▸ **Requirement**
Lines containing the word "color" are to be located and copied.

▸ **Dataset records**

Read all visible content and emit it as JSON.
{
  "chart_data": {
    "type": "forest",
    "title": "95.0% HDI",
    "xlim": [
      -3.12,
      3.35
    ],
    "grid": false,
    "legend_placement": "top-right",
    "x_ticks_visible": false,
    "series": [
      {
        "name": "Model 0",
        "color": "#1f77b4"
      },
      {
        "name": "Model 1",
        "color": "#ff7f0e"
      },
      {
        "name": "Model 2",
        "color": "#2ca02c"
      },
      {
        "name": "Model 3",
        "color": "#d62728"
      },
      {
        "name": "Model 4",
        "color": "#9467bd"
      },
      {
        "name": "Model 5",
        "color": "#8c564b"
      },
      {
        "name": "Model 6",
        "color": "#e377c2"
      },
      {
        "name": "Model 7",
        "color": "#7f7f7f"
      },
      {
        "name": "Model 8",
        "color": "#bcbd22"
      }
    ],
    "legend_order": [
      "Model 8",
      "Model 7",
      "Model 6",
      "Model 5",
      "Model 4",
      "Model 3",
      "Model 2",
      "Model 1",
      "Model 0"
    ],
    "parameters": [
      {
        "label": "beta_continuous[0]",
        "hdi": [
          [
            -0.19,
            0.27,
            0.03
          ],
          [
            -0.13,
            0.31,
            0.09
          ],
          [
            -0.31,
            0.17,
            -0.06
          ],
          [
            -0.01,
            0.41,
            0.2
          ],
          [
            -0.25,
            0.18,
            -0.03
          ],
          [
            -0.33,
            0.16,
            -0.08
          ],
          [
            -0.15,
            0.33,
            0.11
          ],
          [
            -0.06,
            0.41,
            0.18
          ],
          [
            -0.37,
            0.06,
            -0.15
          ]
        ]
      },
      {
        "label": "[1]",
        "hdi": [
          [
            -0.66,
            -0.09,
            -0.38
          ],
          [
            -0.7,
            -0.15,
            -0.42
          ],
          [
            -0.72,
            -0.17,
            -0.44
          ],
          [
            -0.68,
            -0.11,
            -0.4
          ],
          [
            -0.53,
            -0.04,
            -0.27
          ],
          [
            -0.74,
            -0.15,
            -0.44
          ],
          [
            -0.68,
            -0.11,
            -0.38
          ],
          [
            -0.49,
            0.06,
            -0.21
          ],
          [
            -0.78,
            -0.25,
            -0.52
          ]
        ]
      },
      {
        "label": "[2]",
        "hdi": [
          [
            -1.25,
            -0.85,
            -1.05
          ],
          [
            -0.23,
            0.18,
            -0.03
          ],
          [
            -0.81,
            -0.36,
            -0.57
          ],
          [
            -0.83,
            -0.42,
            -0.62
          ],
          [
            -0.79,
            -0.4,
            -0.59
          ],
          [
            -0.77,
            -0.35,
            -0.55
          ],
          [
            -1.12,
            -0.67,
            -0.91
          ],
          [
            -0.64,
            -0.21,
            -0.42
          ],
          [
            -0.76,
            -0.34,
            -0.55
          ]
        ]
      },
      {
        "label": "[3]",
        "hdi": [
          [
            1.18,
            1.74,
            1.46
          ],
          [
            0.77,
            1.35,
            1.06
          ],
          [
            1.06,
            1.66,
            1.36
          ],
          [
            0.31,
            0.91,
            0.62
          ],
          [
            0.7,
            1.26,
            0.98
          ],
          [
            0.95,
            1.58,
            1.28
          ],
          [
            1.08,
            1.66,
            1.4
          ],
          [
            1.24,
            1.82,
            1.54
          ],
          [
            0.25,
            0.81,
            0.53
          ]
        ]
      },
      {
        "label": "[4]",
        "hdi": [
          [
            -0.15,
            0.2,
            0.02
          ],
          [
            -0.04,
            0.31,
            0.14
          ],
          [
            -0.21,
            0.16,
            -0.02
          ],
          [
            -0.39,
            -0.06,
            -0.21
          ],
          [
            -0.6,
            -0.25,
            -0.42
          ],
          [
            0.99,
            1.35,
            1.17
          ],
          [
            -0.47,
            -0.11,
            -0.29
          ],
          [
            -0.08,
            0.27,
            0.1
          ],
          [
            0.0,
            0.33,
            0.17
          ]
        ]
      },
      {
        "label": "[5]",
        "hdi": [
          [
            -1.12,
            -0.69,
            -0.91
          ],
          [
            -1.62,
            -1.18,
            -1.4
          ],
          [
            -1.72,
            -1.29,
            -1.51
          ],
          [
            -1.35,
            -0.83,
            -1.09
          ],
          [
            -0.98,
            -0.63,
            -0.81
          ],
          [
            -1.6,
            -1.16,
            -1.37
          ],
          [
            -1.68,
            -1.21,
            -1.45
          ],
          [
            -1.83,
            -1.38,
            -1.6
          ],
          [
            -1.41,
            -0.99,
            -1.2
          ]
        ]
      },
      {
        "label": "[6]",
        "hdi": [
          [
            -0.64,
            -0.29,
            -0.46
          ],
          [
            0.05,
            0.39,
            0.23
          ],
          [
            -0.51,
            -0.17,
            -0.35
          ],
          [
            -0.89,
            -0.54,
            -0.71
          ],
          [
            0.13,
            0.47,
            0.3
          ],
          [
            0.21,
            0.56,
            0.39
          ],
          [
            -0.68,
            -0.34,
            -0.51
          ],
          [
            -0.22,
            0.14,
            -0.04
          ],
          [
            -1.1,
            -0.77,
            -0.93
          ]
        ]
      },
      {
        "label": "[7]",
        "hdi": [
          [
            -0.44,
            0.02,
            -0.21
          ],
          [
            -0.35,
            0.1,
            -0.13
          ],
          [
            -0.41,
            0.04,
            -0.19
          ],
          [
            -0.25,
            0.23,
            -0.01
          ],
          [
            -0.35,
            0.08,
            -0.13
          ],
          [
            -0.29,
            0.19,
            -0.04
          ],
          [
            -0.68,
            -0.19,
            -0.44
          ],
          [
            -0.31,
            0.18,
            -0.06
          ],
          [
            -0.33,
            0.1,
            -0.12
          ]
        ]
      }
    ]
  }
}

▸ **Finished answer**
        "color": "#1f77b4"
        "color": "#ff7f0e"
        "color": "#2ca02c"
        "color": "#d62728"
        "color": "#9467bd"
        "color": "#8c564b"
        "color": "#e377c2"
        "color": "#7f7f7f"
        "color": "#bcbd22"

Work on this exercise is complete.